Your task. Set out every line bearing the string "Methodist".

Material shown.
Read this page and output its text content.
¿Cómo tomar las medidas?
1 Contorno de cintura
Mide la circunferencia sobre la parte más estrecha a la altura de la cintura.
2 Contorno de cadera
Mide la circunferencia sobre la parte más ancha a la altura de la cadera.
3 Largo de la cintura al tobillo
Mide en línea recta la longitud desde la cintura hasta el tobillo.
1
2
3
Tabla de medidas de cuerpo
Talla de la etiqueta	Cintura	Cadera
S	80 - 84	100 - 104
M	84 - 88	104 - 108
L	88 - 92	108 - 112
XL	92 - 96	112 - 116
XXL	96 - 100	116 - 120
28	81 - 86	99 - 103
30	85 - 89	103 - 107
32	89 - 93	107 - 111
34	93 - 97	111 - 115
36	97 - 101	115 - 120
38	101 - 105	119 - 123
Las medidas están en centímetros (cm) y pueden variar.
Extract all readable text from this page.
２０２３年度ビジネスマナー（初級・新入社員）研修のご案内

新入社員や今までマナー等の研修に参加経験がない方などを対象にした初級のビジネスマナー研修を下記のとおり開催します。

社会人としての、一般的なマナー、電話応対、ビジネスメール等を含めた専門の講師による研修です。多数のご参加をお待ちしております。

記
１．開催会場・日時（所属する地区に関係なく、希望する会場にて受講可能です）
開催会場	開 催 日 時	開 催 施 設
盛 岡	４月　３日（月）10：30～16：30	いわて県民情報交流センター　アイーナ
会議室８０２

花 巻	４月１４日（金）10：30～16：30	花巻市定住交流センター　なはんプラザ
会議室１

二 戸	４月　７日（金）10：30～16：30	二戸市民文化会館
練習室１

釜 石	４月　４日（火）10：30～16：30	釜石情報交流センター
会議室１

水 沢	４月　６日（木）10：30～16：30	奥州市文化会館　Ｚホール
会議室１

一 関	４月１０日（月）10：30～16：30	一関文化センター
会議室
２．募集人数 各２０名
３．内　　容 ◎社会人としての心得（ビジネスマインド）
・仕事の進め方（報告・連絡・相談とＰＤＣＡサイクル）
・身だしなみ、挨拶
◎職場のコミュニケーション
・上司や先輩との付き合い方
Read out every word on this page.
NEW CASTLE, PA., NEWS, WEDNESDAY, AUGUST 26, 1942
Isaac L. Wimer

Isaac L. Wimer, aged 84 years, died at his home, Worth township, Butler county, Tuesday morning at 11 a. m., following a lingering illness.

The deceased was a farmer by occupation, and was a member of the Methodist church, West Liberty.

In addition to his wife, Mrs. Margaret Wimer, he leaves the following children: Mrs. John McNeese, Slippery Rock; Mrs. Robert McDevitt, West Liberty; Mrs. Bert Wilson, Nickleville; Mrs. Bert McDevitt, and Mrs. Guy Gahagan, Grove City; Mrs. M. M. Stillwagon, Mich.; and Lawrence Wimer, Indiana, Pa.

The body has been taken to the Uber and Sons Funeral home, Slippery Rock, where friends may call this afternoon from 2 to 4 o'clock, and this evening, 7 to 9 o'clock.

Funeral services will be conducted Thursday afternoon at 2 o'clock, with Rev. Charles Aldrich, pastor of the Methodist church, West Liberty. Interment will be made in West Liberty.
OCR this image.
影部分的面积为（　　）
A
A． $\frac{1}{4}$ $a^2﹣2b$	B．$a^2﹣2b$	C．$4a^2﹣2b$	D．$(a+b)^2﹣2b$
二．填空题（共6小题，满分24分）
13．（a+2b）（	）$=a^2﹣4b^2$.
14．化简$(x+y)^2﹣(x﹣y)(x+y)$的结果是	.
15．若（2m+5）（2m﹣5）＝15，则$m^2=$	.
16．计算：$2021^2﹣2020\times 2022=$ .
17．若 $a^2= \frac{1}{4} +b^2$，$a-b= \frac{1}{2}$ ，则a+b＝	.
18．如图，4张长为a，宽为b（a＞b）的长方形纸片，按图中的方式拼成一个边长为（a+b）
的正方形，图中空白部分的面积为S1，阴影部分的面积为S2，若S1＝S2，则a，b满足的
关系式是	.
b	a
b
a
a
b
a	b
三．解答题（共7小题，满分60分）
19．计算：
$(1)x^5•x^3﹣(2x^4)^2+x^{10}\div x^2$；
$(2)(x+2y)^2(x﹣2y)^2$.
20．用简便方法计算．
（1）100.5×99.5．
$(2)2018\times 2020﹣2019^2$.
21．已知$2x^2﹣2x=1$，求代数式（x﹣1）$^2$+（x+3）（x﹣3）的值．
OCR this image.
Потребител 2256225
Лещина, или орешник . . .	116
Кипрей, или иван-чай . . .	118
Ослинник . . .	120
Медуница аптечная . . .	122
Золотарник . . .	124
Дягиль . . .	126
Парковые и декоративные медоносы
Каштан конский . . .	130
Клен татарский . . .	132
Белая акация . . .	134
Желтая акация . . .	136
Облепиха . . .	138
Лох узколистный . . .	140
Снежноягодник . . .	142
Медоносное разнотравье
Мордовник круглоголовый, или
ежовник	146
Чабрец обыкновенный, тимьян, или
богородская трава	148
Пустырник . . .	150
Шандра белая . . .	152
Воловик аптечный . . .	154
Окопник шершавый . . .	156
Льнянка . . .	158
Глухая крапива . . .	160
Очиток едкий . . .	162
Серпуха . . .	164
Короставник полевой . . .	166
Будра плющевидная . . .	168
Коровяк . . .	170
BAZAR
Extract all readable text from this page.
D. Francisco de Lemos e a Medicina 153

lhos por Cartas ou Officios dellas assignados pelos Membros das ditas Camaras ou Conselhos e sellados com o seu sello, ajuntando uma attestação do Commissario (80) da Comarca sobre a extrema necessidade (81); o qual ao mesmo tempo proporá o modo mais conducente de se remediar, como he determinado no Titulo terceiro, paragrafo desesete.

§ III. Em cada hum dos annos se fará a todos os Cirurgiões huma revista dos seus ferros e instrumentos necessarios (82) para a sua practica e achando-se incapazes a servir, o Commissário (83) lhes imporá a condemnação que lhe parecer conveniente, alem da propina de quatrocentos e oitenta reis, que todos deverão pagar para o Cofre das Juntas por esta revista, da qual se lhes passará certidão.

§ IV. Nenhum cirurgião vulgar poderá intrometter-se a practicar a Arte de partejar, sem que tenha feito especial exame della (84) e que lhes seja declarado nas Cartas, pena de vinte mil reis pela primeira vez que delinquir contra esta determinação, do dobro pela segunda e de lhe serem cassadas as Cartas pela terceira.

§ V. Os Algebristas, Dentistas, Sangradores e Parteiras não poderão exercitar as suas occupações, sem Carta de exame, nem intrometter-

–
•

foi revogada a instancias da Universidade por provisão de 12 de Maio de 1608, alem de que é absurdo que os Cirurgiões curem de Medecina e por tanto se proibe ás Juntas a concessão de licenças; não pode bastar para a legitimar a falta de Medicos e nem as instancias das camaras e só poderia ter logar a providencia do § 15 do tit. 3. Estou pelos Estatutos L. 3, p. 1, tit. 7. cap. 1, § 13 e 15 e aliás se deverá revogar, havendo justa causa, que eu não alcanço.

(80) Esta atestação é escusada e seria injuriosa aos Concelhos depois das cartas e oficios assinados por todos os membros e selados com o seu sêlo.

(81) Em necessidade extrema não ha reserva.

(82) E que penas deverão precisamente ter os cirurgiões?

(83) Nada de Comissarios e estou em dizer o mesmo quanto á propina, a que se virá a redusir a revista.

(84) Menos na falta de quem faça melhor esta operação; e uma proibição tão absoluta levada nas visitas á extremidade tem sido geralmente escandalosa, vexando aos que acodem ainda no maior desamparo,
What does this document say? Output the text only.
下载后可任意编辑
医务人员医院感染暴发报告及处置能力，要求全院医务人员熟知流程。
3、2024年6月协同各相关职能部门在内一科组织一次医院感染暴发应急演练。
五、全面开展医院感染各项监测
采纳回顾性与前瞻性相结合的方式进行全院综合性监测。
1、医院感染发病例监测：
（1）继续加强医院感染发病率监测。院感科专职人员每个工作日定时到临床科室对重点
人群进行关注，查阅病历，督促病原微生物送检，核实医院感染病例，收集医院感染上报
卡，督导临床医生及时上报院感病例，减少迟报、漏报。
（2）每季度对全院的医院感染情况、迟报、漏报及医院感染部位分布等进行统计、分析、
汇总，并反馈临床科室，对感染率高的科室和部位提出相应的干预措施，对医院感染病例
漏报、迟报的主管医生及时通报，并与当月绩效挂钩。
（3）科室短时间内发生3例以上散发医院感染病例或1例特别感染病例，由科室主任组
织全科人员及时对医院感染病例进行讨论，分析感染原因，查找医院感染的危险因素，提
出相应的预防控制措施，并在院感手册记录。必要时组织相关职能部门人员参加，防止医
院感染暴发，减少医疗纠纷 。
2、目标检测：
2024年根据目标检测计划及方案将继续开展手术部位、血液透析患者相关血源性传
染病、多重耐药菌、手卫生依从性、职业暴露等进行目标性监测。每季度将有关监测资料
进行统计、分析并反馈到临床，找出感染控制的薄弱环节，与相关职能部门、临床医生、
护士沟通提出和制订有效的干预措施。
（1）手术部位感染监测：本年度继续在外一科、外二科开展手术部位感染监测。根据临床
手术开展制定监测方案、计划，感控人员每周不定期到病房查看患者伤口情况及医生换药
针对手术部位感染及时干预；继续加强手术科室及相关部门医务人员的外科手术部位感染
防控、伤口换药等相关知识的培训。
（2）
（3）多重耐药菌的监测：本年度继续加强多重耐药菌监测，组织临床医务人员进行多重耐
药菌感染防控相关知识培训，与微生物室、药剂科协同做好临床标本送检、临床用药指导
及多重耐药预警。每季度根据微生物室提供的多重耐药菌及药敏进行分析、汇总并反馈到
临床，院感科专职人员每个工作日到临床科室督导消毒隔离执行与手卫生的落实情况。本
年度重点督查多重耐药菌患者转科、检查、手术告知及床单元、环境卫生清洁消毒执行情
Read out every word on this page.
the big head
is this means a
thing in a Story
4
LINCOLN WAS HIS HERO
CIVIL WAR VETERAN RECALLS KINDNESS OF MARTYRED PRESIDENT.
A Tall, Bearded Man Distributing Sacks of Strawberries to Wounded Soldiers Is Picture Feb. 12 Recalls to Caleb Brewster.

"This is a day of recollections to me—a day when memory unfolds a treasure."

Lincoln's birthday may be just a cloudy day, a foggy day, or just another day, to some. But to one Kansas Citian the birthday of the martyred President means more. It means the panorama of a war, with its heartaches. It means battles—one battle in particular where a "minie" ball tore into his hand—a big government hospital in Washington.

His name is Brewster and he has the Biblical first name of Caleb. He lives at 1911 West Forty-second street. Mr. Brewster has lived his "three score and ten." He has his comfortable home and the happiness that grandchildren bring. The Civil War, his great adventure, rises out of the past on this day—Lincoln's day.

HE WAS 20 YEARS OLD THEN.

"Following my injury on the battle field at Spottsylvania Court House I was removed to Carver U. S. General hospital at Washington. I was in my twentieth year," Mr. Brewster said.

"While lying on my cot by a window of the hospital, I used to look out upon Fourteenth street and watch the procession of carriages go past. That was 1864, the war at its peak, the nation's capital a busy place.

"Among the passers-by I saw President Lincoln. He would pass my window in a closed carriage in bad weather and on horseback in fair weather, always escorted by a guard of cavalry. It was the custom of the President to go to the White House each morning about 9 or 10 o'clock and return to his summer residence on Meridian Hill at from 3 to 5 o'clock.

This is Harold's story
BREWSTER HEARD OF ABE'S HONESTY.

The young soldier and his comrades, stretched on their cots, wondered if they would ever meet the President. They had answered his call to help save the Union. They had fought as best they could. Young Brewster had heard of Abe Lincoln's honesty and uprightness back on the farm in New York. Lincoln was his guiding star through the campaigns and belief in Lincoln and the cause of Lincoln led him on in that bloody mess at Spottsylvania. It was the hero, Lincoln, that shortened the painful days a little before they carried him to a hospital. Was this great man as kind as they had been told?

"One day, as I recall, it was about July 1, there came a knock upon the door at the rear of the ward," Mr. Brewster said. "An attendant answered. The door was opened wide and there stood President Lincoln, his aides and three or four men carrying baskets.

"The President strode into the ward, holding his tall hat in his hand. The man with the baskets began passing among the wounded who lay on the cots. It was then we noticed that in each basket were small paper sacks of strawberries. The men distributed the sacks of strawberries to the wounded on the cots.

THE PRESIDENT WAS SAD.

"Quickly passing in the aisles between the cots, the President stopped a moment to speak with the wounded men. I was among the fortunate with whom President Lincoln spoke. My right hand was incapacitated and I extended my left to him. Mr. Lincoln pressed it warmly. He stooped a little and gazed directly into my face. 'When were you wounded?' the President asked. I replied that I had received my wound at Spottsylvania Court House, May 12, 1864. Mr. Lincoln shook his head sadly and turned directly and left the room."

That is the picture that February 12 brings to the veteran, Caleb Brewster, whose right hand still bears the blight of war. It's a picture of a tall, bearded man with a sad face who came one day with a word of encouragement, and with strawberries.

Written response.
The deceased was a farmer by occupation, and was a member of the Methodist church, West Liberty.
Funeral services will be conducted Thursday afternoon at 2 o'clock, with Rev. Charles Aldrich, pastor of the Methodist church, West Liberty. Interment will be made in West Liberty.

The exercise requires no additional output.